EXERCISE
In the material below, the lines containing the word "Technician" are required; copy each of them.

DATASET RECORDS

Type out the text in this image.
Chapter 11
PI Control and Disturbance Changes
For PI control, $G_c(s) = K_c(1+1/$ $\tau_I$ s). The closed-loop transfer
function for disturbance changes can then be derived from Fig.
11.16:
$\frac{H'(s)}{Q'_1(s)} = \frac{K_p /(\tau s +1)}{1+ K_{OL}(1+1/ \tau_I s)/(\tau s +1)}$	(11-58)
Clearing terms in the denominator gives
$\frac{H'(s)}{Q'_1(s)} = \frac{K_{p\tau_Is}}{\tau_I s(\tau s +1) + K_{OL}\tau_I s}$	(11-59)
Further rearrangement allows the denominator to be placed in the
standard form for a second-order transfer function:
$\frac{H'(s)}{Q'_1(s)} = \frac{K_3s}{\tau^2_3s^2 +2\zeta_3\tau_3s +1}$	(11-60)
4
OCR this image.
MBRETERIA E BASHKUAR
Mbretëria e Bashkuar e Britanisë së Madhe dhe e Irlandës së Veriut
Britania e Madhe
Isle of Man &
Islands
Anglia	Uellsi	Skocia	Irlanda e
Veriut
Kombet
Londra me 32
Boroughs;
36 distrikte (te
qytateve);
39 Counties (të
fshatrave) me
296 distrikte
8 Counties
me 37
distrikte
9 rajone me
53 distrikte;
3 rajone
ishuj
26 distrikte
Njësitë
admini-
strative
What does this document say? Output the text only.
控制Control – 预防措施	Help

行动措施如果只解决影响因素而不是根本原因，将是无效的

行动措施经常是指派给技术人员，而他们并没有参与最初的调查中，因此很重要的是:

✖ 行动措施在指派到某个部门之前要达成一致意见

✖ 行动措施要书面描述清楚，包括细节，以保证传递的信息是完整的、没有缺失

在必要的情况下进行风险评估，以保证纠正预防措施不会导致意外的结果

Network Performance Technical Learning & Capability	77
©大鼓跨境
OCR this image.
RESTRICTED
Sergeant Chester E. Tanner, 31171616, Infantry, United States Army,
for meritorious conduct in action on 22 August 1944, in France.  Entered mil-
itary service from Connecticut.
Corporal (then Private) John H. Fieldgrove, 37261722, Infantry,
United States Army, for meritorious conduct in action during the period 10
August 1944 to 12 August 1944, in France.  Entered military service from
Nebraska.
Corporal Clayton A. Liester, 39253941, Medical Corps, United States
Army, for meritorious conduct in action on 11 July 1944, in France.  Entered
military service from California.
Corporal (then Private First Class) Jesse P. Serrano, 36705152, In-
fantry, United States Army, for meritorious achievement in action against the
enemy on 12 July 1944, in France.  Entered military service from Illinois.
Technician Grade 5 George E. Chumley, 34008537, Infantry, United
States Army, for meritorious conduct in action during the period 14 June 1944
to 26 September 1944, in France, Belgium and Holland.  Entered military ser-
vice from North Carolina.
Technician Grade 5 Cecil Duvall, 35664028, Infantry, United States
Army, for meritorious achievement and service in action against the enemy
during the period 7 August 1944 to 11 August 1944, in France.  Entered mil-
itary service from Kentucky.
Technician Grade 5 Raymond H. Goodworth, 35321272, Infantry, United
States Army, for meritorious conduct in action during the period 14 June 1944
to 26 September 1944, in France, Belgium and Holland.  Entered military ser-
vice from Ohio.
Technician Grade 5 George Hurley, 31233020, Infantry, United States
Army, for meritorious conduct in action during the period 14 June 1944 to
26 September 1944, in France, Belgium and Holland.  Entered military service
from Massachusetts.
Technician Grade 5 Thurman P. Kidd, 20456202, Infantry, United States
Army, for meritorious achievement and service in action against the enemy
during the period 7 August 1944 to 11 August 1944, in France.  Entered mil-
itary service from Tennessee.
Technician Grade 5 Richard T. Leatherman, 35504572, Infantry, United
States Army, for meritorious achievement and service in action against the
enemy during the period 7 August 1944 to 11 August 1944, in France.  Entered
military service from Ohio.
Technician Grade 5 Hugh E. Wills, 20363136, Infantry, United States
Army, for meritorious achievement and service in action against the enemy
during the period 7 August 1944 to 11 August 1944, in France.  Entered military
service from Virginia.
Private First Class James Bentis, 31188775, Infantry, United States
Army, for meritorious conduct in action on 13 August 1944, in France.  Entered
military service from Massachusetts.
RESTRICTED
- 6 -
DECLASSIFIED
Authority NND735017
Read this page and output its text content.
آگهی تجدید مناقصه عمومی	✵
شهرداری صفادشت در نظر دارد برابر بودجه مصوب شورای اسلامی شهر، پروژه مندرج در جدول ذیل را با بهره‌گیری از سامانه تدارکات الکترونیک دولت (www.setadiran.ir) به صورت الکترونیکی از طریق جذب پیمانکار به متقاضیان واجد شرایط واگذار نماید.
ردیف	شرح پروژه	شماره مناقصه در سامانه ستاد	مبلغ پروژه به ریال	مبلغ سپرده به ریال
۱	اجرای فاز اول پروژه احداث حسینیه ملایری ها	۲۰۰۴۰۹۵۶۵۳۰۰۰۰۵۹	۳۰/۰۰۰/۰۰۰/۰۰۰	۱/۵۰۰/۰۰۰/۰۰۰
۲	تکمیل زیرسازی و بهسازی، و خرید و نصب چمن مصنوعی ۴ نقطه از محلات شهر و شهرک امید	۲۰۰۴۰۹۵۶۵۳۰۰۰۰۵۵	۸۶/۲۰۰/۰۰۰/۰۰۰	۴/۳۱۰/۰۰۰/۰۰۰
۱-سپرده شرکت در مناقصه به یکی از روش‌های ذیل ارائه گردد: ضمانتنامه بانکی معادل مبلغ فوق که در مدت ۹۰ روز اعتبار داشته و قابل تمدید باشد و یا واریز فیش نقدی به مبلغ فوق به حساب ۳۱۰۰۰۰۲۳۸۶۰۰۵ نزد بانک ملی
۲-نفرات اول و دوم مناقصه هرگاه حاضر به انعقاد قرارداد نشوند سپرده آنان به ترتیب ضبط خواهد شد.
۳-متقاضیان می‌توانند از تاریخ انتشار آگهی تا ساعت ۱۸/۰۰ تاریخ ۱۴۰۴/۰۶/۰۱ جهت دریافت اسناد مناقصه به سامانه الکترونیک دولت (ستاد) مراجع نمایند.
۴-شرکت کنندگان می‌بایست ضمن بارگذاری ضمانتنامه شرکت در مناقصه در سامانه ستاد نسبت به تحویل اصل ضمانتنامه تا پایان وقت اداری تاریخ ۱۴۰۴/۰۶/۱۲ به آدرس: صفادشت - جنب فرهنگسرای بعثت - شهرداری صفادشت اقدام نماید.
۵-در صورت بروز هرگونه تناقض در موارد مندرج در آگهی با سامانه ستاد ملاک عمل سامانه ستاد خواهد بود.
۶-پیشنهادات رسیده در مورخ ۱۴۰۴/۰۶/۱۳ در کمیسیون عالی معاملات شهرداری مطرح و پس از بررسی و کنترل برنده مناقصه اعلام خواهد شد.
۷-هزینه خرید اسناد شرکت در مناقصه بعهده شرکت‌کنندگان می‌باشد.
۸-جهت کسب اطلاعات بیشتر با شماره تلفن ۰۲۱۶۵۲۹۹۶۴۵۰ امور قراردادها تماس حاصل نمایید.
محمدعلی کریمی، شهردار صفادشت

RESULT BELOW
Technician Grade 5 George E. Chumley, 34008537, Infantry, United
Technician Grade 5 Cecil Duvall, 35664028, Infantry, United States
Technician Grade 5 Raymond H. Goodworth, 35321272, Infantry, United
Technician Grade 5 George Hurley, 31233020, Infantry, United States
Technician Grade 5 Thurman P. Kidd, 20456202, Infantry, United States
Technician Grade 5 Richard T. Leatherman, 35504572, Infantry, United
Technician Grade 5 Hugh E. Wills, 20363136, Infantry, United States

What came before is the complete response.